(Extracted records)
_ _ _ _ _ _ _
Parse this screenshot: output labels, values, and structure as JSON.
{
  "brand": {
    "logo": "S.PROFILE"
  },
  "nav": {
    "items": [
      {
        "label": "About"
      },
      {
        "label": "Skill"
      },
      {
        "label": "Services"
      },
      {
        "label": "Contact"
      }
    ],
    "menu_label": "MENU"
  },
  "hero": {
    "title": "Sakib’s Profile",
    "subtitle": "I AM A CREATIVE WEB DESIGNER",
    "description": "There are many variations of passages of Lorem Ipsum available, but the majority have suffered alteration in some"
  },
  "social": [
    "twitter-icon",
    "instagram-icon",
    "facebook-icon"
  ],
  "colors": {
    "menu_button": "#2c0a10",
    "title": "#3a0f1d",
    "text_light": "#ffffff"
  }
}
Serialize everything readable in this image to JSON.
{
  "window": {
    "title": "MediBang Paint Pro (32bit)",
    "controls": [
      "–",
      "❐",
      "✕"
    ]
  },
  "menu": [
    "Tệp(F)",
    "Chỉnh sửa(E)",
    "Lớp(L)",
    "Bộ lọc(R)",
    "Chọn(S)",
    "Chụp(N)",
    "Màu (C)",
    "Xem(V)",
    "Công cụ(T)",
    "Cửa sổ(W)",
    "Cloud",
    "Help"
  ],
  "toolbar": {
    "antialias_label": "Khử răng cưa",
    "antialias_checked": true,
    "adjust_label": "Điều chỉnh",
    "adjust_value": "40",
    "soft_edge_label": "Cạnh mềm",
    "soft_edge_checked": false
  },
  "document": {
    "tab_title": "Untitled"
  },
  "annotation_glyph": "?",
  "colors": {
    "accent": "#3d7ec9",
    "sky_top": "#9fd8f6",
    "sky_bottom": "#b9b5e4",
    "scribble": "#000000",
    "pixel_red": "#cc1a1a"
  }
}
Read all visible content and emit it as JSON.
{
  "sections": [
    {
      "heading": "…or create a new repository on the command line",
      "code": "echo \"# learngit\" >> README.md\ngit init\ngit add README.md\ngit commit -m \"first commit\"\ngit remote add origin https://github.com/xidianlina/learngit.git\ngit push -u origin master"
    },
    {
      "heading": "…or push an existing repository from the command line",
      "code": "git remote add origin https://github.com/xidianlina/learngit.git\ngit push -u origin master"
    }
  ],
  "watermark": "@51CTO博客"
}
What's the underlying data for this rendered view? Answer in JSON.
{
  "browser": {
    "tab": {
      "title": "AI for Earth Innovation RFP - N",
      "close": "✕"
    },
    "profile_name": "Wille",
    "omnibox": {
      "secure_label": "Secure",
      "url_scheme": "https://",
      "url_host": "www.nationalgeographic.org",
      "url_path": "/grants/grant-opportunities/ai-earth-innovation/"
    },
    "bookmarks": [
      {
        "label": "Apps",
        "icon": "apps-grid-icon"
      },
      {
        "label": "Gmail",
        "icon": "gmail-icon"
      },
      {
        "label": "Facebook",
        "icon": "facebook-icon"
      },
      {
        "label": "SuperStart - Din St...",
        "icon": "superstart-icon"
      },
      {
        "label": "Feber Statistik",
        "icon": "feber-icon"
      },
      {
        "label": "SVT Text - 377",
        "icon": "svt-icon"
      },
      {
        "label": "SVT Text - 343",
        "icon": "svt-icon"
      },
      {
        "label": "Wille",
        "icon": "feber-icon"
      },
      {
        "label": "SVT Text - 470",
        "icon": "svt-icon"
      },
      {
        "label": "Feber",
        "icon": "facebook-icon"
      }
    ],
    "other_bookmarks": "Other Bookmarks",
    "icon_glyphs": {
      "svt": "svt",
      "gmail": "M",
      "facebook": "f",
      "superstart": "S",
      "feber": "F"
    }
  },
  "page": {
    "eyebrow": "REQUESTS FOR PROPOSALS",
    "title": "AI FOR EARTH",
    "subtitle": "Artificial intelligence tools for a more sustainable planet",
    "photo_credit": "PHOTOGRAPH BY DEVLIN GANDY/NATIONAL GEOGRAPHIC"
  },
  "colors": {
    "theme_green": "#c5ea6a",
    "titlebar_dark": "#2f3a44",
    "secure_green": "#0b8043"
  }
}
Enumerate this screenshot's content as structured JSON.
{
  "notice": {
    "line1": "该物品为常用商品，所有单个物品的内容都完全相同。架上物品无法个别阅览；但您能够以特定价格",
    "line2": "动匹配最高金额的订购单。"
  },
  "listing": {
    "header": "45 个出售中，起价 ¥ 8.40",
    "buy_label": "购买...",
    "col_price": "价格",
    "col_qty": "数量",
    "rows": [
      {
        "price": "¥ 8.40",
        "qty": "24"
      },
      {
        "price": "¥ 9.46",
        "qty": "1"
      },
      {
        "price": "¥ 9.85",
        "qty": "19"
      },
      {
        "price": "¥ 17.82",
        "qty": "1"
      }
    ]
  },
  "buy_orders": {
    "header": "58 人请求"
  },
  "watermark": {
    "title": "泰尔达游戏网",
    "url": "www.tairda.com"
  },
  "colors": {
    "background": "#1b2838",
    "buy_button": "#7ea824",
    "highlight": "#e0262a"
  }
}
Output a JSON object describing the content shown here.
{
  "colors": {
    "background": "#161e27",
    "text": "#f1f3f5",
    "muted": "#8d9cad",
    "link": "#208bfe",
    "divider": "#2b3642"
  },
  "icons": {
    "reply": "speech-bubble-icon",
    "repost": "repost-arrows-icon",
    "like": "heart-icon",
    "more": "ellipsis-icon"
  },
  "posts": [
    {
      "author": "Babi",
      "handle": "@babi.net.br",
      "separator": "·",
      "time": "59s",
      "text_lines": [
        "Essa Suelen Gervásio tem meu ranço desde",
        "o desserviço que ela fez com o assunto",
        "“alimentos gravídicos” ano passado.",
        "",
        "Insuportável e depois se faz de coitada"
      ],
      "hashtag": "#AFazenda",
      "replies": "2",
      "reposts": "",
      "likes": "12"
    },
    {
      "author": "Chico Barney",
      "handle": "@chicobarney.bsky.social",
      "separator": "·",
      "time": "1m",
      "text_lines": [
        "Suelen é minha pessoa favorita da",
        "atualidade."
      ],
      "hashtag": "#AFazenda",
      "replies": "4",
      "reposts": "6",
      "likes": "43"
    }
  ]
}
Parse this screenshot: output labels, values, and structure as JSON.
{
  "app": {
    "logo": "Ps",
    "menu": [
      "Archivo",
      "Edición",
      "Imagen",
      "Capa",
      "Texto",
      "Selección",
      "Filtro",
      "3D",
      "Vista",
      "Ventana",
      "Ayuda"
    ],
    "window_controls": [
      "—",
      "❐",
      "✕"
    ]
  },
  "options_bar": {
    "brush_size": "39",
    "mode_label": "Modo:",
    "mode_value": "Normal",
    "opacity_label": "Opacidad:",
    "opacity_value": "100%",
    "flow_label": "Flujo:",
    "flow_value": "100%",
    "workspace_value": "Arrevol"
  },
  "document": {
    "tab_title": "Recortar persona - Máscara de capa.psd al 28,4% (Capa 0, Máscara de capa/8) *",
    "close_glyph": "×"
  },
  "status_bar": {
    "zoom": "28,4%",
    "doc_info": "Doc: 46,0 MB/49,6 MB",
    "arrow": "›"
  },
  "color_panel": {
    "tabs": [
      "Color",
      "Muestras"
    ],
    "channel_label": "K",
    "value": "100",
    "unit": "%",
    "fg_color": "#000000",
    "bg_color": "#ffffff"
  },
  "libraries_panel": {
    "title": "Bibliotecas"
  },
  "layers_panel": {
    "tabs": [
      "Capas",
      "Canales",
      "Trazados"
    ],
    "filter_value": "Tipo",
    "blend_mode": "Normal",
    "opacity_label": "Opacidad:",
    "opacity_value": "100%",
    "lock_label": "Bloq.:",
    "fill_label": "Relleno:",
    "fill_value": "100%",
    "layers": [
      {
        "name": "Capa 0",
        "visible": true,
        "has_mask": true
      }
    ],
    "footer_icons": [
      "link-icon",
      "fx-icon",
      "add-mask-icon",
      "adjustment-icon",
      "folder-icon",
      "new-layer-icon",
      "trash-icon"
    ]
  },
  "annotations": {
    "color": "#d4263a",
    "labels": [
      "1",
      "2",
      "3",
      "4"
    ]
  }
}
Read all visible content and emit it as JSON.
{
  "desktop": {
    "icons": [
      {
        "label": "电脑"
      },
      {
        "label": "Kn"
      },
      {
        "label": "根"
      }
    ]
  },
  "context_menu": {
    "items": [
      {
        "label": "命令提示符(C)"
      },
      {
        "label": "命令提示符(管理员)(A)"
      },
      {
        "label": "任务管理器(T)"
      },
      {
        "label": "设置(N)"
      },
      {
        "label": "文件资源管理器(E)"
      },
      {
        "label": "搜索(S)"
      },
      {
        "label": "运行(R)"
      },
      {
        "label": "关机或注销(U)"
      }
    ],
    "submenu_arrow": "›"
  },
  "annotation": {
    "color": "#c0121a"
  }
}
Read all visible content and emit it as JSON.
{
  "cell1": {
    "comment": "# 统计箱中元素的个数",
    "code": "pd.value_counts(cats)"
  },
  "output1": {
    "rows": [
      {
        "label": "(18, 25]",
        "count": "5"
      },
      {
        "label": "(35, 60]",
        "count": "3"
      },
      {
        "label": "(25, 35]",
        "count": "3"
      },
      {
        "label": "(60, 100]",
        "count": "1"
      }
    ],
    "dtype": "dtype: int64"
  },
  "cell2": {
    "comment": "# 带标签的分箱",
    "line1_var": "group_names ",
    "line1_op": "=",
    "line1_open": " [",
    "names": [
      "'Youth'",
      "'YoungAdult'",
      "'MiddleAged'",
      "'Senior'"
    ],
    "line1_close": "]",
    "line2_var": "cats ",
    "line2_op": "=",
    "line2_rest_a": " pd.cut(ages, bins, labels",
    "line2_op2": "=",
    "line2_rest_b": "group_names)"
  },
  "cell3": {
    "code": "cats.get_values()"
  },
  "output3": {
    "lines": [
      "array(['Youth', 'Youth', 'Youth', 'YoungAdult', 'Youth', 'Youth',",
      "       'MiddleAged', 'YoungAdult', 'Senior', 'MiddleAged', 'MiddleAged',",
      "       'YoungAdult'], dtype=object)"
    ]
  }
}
_ _ _ _ _ _ _
▶ _The task_
Filter out all lines lacking the word "repository" and copy the rest.

▶ _Output below_
      "heading": "…or create a new repository on the command line",
      "heading": "…or push an existing repository from the command line",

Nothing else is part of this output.